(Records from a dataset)
+++++

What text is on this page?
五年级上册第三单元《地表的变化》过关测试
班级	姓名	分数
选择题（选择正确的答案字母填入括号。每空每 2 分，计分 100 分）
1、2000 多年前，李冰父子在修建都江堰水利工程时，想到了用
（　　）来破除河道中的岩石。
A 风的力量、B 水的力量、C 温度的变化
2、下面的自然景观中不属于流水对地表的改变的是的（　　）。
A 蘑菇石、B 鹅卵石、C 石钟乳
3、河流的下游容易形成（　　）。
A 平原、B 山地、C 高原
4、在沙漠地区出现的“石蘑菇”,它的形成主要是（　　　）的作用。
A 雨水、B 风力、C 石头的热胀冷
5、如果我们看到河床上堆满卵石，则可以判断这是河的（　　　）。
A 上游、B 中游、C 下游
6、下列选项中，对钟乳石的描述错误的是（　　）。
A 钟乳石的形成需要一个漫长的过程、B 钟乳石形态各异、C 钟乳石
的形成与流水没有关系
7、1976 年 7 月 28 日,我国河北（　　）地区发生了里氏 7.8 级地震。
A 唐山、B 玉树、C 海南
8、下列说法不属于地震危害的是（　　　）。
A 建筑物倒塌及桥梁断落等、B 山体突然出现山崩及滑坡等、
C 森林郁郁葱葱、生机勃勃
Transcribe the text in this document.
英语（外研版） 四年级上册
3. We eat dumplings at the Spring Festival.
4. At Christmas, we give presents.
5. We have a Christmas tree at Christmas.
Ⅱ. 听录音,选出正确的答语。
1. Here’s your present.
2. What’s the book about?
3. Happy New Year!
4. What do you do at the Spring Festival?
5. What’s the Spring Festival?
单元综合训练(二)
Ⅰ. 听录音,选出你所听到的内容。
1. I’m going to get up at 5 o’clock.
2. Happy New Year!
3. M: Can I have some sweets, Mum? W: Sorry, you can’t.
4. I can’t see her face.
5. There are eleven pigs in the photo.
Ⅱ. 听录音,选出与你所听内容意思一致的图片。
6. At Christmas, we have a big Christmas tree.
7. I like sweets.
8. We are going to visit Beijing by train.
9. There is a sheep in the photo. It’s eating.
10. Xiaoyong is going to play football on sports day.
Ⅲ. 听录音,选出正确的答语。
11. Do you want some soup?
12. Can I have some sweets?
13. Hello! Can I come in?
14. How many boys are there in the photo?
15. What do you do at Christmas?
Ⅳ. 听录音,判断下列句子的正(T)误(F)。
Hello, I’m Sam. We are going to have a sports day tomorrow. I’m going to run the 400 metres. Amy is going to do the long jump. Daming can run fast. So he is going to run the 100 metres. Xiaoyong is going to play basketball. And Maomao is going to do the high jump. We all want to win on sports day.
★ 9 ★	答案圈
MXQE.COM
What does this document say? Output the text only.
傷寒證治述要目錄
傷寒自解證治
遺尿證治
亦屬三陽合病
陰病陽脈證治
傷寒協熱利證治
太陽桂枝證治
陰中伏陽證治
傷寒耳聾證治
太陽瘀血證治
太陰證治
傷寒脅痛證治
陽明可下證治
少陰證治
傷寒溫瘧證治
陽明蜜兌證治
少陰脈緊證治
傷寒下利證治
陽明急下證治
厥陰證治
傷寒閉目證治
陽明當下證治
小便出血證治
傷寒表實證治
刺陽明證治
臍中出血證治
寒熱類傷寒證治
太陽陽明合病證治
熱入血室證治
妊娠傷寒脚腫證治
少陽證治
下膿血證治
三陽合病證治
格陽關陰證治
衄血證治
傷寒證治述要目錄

+++++

_Directions:_
Write out every record shown above, word for word.

_Worked answer:_
What text is on this page?
五年级上册第三单元《地表的变化》过关测试
班级	姓名	分数
选择题（选择正确的答案字母填入括号。每空每 2 分，计分 100 分）
1、2000 多年前，李冰父子在修建都江堰水利工程时，想到了用
（　　）来破除河道中的岩石。
A 风的力量、B 水的力量、C 温度的变化
2、下面的自然景观中不属于流水对地表的改变的是的（　　）。
A 蘑菇石、B 鹅卵石、C 石钟乳
3、河流的下游容易形成（　　）。
A 平原、B 山地、C 高原
4、在沙漠地区出现的“石蘑菇”,它的形成主要是（　　　）的作用。
A 雨水、B 风力、C 石头的热胀冷
5、如果我们看到河床上堆满卵石，则可以判断这是河的（　　　）。
A 上游、B 中游、C 下游
6、下列选项中，对钟乳石的描述错误的是（　　）。
A 钟乳石的形成需要一个漫长的过程、B 钟乳石形态各异、C 钟乳石
的形成与流水没有关系
7、1976 年 7 月 28 日,我国河北（　　）地区发生了里氏 7.8 级地震。
A 唐山、B 玉树、C 海南
8、下列说法不属于地震危害的是（　　　）。
A 建筑物倒塌及桥梁断落等、B 山体突然出现山崩及滑坡等、
C 森林郁郁葱葱、生机勃勃
Transcribe the text in this document.
英语（外研版） 四年级上册
3. We eat dumplings at the Spring Festival.
4. At Christmas, we give presents.
5. We have a Christmas tree at Christmas.
Ⅱ. 听录音,选出正确的答语。
1. Here’s your present.
2. What’s the book about?
3. Happy New Year!
4. What do you do at the Spring Festival?
5. What’s the Spring Festival?
单元综合训练(二)
Ⅰ. 听录音,选出你所听到的内容。
1. I’m going to get up at 5 o’clock.
2. Happy New Year!
3. M: Can I have some sweets, Mum? W: Sorry, you can’t.
4. I can’t see her face.
5. There are eleven pigs in the photo.
Ⅱ. 听录音,选出与你所听内容意思一致的图片。
6. At Christmas, we have a big Christmas tree.
7. I like sweets.
8. We are going to visit Beijing by train.
9. There is a sheep in the photo. It’s eating.
10. Xiaoyong is going to play football on sports day.
Ⅲ. 听录音,选出正确的答语。
11. Do you want some soup?
12. Can I have some sweets?
13. Hello! Can I come in?
14. How many boys are there in the photo?
15. What do you do at Christmas?
Ⅳ. 听录音,判断下列句子的正(T)误(F)。
Hello, I’m Sam. We are going to have a sports day tomorrow. I’m going to run the 400 metres. Amy is going to do the long jump. Daming can run fast. So he is going to run the 100 metres. Xiaoyong is going to play basketball. And Maomao is going to do the high jump. We all want to win on sports day.
★ 9 ★	答案圈
MXQE.COM
What does this document say? Output the text only.
傷寒證治述要目錄
傷寒自解證治
遺尿證治
亦屬三陽合病
陰病陽脈證治
傷寒協熱利證治
太陽桂枝證治
陰中伏陽證治
傷寒耳聾證治
太陽瘀血證治
太陰證治
傷寒脅痛證治
陽明可下證治
少陰證治
傷寒溫瘧證治
陽明蜜兌證治
少陰脈緊證治
傷寒下利證治
陽明急下證治
厥陰證治
傷寒閉目證治
陽明當下證治
小便出血證治
傷寒表實證治
刺陽明證治
臍中出血證治
寒熱類傷寒證治
太陽陽明合病證治
熱入血室證治
妊娠傷寒脚腫證治
少陽證治
下膿血證治
三陽合病證治
格陽關陰證治
衄血證治
傷寒證治述要目錄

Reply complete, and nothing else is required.